_Exercise brief_
Tally the lines of the data that include the word "通过本专题学习" and state the total, nothing else.

— start Supplied data —

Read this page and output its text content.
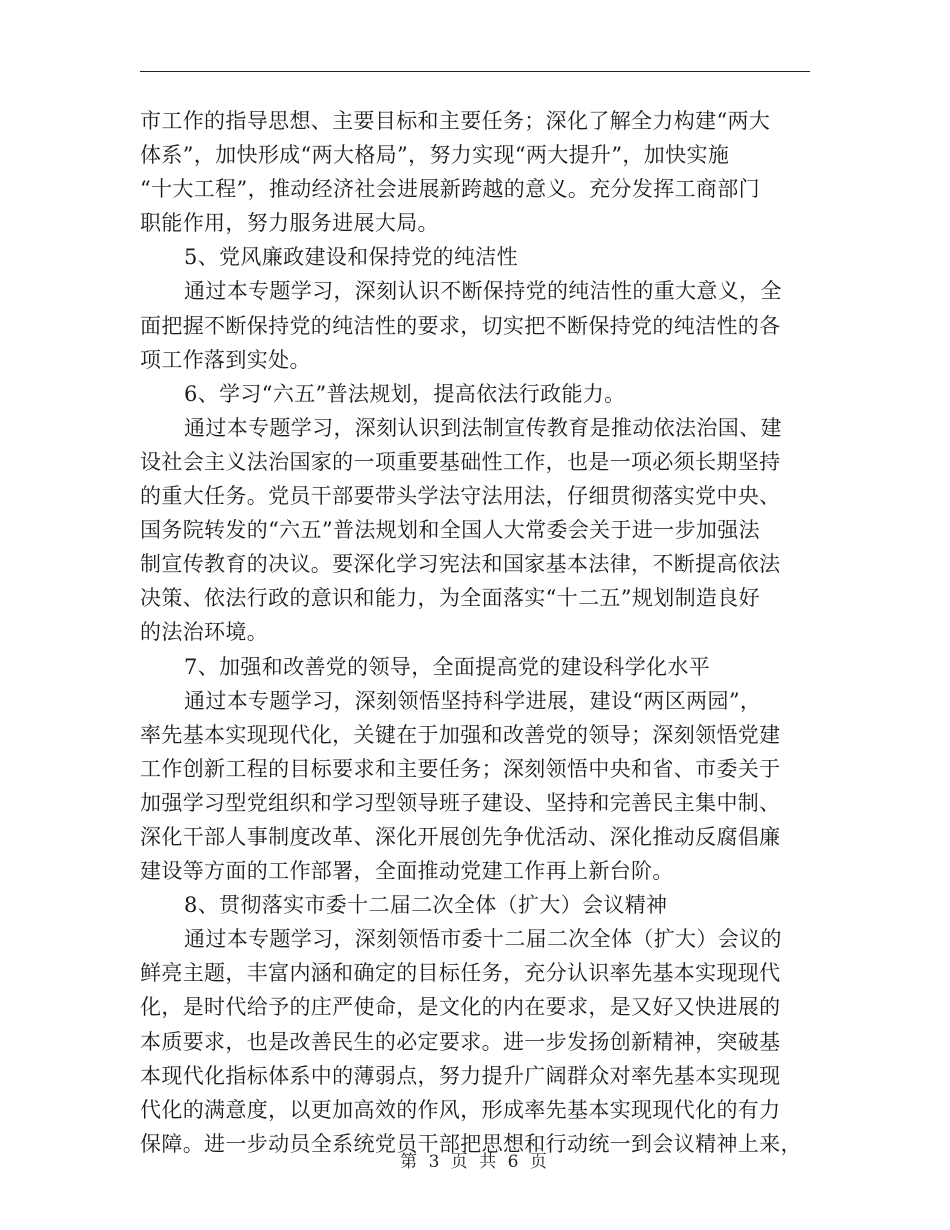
市工作的指导思想、主要目标和主要任务；深化了解全力构建“两大
体系”，加快形成“两大格局”，努力实现“两大提升”，加快实施
“十大工程”，推动经济社会进展新跨越的意义。充分发挥工商部门
职能作用，努力服务进展大局。
5、党风廉政建设和保持党的纯洁性
通过本专题学习，深刻认识不断保持党的纯洁性的重大意义，全
面把握不断保持党的纯洁性的要求，切实把不断保持党的纯洁性的各
项工作落到实处。
6、学习“六五”普法规划，提高依法行政能力。
通过本专题学习，深刻认识到法制宣传教育是推动依法治国、建
设社会主义法治国家的一项重要基础性工作，也是一项必须长期坚持
的重大任务。党员干部要带头学法守法用法，仔细贯彻落实党中央、
国务院转发的“六五”普法规划和全国人大常委会关于进一步加强法
制宣传教育的决议。要深化学习宪法和国家基本法律，不断提高依法
决策、依法行政的意识和能力，为全面落实“十二五”规划制造良好
的法治环境。
7、加强和改善党的领导，全面提高党的建设科学化水平
通过本专题学习，深刻领悟坚持科学进展，建设“两区两园”，
率先基本实现现代化，关键在于加强和改善党的领导；深刻领悟党建
工作创新工程的目标要求和主要任务；深刻领悟中央和省、市委关于
加强学习型党组织和学习型领导班子建设、坚持和完善民主集中制、
深化干部人事制度改革、深化开展创先争优活动、深化推动反腐倡廉
建设等方面的工作部署，全面推动党建工作再上新台阶。
8、贯彻落实市委十二届二次全体（扩大）会议精神
通过本专题学习，深刻领悟市委十二届二次全体（扩大）会议的
鲜亮主题，丰富内涵和确定的目标任务，充分认识率先基本实现现代
化，是时代给予的庄严使命，是文化的内在要求，是又好又快进展的
本质要求，也是改善民生的必定要求。进一步发扬创新精神，突破基
本现代化指标体系中的薄弱点，努力提升广阔群众对率先基本实现现
代化的满意度，以更加高效的作风，形成率先基本实现现代化的有力
保障。进一步动员全系统党员干部把思想和行动统一到会议精神上来，
第 3 页 共 6 页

— end Supplied data —

_Response to this exercise_
4